* PROBLEM DETAILS: Pull out from the material below all lines with "name".

* STORED ROWS:
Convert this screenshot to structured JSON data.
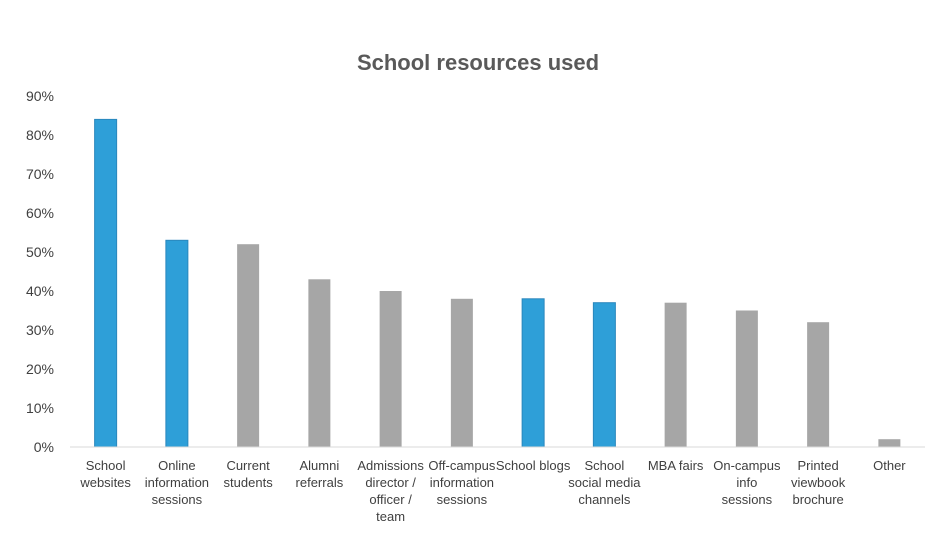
{
  "chart_data": {
    "type": "bar",
    "title": "School resources used",
    "xlabel": "",
    "ylabel": "",
    "ylim": [
      0,
      90
    ],
    "ytick_step": 10,
    "ytick_format": "percent",
    "grid": false,
    "legend": "none",
    "categories": [
      [
        "School",
        "websites"
      ],
      [
        "Online",
        "information",
        "sessions"
      ],
      [
        "Current",
        "students"
      ],
      [
        "Alumni",
        "referrals"
      ],
      [
        "Admissions",
        "director /",
        "officer /",
        "team"
      ],
      [
        "Off-campus",
        "information",
        "sessions"
      ],
      [
        "School blogs"
      ],
      [
        "School",
        "social media",
        "channels"
      ],
      [
        "MBA fairs"
      ],
      [
        "On-campus",
        "info",
        "sessions"
      ],
      [
        "Printed",
        "viewbook",
        "brochure"
      ],
      [
        "Other"
      ]
    ],
    "values": [
      84,
      53,
      52,
      43,
      40,
      38,
      38,
      37,
      37,
      35,
      32,
      2
    ],
    "highlighted": [
      true,
      true,
      false,
      false,
      false,
      false,
      true,
      true,
      false,
      false,
      false,
      false
    ],
    "colors": {
      "highlight": "#2e9fd8",
      "highlight_edge": "#2a87bd",
      "default": "#a6a6a6",
      "axis": "#d9d9d9"
    }
  }
}
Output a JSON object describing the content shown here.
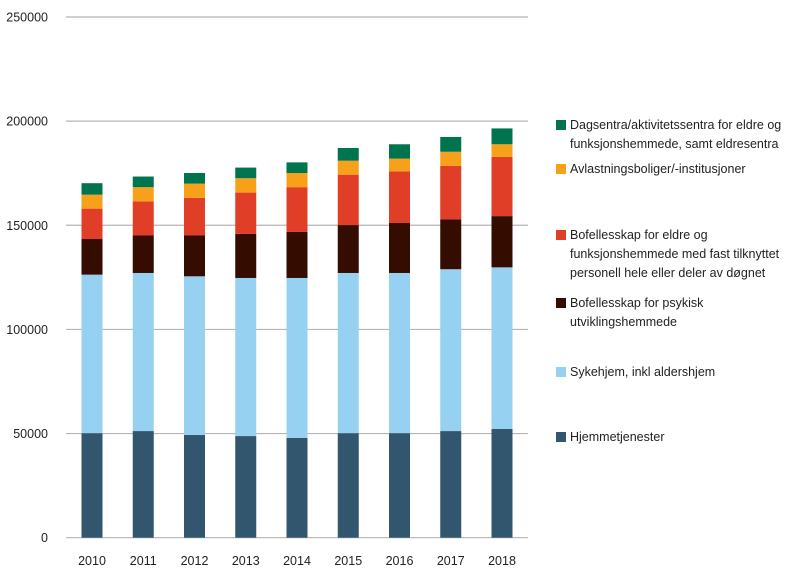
{
  "chart_data": {
    "type": "bar",
    "stacked": true,
    "title": "",
    "xlabel": "",
    "ylabel": "",
    "ylim": [
      0,
      250000
    ],
    "yticks": [
      0,
      50000,
      100000,
      150000,
      200000,
      250000
    ],
    "grid": true,
    "legend_placement": "right",
    "categories": [
      "2010",
      "2011",
      "2012",
      "2013",
      "2014",
      "2015",
      "2016",
      "2017",
      "2018"
    ],
    "series": [
      {
        "name": "Hjemmetjenester",
        "color": "#31566e",
        "values": [
          50200,
          51200,
          49300,
          48800,
          47900,
          50200,
          50200,
          51200,
          52200
        ]
      },
      {
        "name": "Sykehjem, inkl aldershjem",
        "color": "#97d1f1",
        "values": [
          76100,
          75900,
          76200,
          75900,
          76800,
          76900,
          76900,
          77700,
          77600
        ]
      },
      {
        "name": "Bofellesskap for psykisk utviklingshemmede",
        "color": "#350c00",
        "values": [
          17100,
          18000,
          19600,
          21200,
          22100,
          23000,
          24000,
          23900,
          24600
        ]
      },
      {
        "name": "Bofellesskap for eldre og funksjonshemmede med fast tilknyttet personell hele eller deler av døgnet",
        "color": "#e03e26",
        "values": [
          14600,
          16300,
          18100,
          19800,
          21500,
          24200,
          24800,
          25700,
          28400
        ]
      },
      {
        "name": "Avlastningsboliger/-institusjoner",
        "color": "#f7a11a",
        "values": [
          6700,
          6900,
          6800,
          6900,
          6800,
          6700,
          6100,
          6800,
          6100
        ]
      },
      {
        "name": "Dagsentra/aktivitetssentra for eldre og funksjonshemmede, samt eldresentra",
        "color": "#00734f",
        "values": [
          5500,
          5100,
          5100,
          5100,
          5100,
          6100,
          6900,
          7100,
          7600
        ]
      }
    ]
  }
}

* THE REPLY:
        "name": "Hjemmetjenester",
        "name": "Sykehjem, inkl aldershjem",
        "name": "Bofellesskap for psykisk utviklingshemmede",
        "name": "Bofellesskap for eldre og funksjonshemmede med fast tilknyttet personell hele eller deler av døgnet",
        "name": "Avlastningsboliger/-institusjoner",
        "name": "Dagsentra/aktivitetssentra for eldre og funksjonshemmede, samt eldresentra",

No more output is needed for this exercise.